> _Directions for this task_:
The data must be returned in full and exactly as given.

> _Data entries for graphics_:

------------------------------------------------

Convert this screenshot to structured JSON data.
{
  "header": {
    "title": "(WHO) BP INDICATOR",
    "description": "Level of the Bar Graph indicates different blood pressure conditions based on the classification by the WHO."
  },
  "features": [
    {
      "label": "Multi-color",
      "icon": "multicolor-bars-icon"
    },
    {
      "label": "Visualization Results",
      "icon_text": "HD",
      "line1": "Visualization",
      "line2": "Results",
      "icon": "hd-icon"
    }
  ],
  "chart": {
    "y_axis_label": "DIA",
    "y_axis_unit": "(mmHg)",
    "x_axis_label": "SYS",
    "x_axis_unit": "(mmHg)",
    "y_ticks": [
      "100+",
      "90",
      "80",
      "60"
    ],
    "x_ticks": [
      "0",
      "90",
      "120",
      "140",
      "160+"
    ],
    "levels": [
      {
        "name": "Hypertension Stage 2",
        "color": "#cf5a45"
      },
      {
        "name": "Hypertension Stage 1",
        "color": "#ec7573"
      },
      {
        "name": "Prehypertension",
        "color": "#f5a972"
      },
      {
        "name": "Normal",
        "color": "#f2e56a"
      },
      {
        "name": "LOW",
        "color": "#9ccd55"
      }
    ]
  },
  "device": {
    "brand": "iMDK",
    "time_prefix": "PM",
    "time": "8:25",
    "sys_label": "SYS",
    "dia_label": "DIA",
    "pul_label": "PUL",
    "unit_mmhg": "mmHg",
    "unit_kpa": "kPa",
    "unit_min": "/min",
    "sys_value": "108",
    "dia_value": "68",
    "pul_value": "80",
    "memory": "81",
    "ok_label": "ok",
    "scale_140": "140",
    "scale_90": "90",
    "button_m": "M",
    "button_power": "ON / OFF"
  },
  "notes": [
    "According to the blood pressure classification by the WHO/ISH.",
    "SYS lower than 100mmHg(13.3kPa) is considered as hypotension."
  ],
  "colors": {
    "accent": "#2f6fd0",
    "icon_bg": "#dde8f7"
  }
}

------------------------------------------------

> _Result for this exercise_:
Convert this screenshot to structured JSON data.
{
  "header": {
    "title": "(WHO) BP INDICATOR",
    "description": "Level of the Bar Graph indicates different blood pressure conditions based on the classification by the WHO."
  },
  "features": [
    {
      "label": "Multi-color",
      "icon": "multicolor-bars-icon"
    },
    {
      "label": "Visualization Results",
      "icon_text": "HD",
      "line1": "Visualization",
      "line2": "Results",
      "icon": "hd-icon"
    }
  ],
  "chart": {
    "y_axis_label": "DIA",
    "y_axis_unit": "(mmHg)",
    "x_axis_label": "SYS",
    "x_axis_unit": "(mmHg)",
    "y_ticks": [
      "100+",
      "90",
      "80",
      "60"
    ],
    "x_ticks": [
      "0",
      "90",
      "120",
      "140",
      "160+"
    ],
    "levels": [
      {
        "name": "Hypertension Stage 2",
        "color": "#cf5a45"
      },
      {
        "name": "Hypertension Stage 1",
        "color": "#ec7573"
      },
      {
        "name": "Prehypertension",
        "color": "#f5a972"
      },
      {
        "name": "Normal",
        "color": "#f2e56a"
      },
      {
        "name": "LOW",
        "color": "#9ccd55"
      }
    ]
  },
  "device": {
    "brand": "iMDK",
    "time_prefix": "PM",
    "time": "8:25",
    "sys_label": "SYS",
    "dia_label": "DIA",
    "pul_label": "PUL",
    "unit_mmhg": "mmHg",
    "unit_kpa": "kPa",
    "unit_min": "/min",
    "sys_value": "108",
    "dia_value": "68",
    "pul_value": "80",
    "memory": "81",
    "ok_label": "ok",
    "scale_140": "140",
    "scale_90": "90",
    "button_m": "M",
    "button_power": "ON / OFF"
  },
  "notes": [
    "According to the blood pressure classification by the WHO/ISH.",
    "SYS lower than 100mmHg(13.3kPa) is considered as hypotension."
  ],
  "colors": {
    "accent": "#2f6fd0",
    "icon_bg": "#dde8f7"
  }
}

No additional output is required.